[START THE INPUT]

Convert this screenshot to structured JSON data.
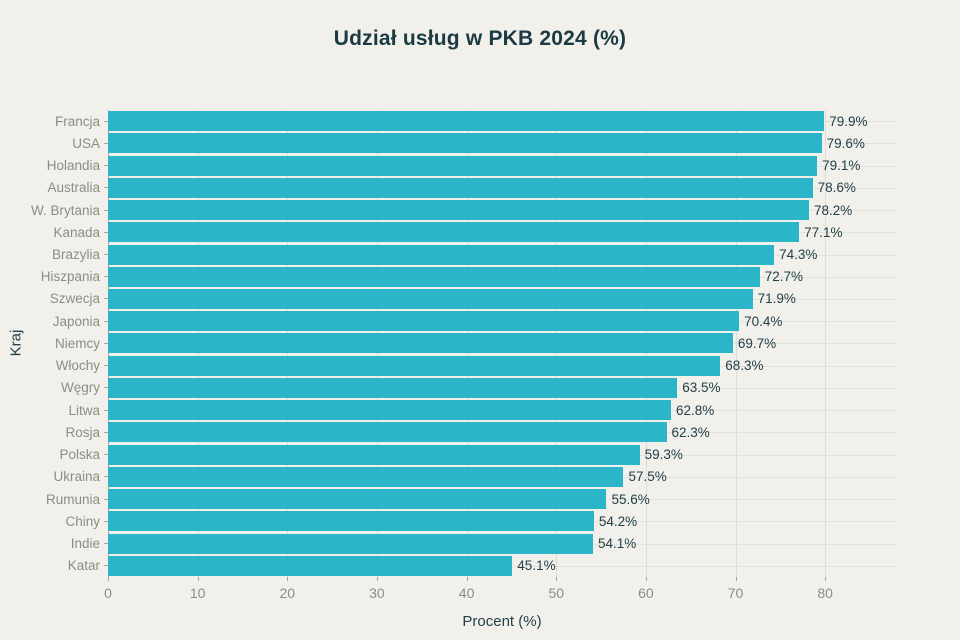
{
  "title": "Udział usług w PKB 2024 (%)",
  "x_axis_label": "Procent (%)",
  "y_axis_label": "Kraj",
  "colors": {
    "background": "#f1f0ea",
    "bar": "#2ab5c8",
    "title_text": "#1b3a44",
    "value_text": "#21404b",
    "category_text": "#8d8c85",
    "tick_text": "#8d8c85",
    "gridline_vertical": "#dddcd4",
    "gridline_horizontal": "#e3e2da",
    "axis": "#a5a49d"
  },
  "chart_data": {
    "type": "bar",
    "orientation": "horizontal",
    "title": "Udział usług w PKB 2024 (%)",
    "xlabel": "Procent (%)",
    "ylabel": "Kraj",
    "categories": [
      "Francja",
      "USA",
      "Holandia",
      "Australia",
      "W. Brytania",
      "Kanada",
      "Brazylia",
      "Hiszpania",
      "Szwecja",
      "Japonia",
      "Niemcy",
      "Włochy",
      "Węgry",
      "Litwa",
      "Rosja",
      "Polska",
      "Ukraina",
      "Rumunia",
      "Chiny",
      "Indie",
      "Katar"
    ],
    "values": [
      79.9,
      79.6,
      79.1,
      78.6,
      78.2,
      77.1,
      74.3,
      72.7,
      71.9,
      70.4,
      69.7,
      68.3,
      63.5,
      62.8,
      62.3,
      59.3,
      57.5,
      55.6,
      54.2,
      54.1,
      45.1
    ],
    "value_labels": [
      "79.9%",
      "79.6%",
      "79.1%",
      "78.6%",
      "78.2%",
      "77.1%",
      "74.3%",
      "72.7%",
      "71.9%",
      "70.4%",
      "69.7%",
      "68.3%",
      "63.5%",
      "62.8%",
      "62.3%",
      "59.3%",
      "57.5%",
      "55.6%",
      "54.2%",
      "54.1%",
      "45.1%"
    ],
    "x_ticks": [
      0,
      10,
      20,
      30,
      40,
      50,
      60,
      70,
      80
    ],
    "xlim": [
      0,
      87.9
    ],
    "grid": true,
    "legend": false,
    "value_labels_position": "end-of-bar"
  }
}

[END THE INPUT]

— GIVEN INSTRUCTION —
Return each line that includes "Procent".

— OUTPUT —
  "x_axis_label": "Procent (%)",
    "xlabel": "Procent (%)",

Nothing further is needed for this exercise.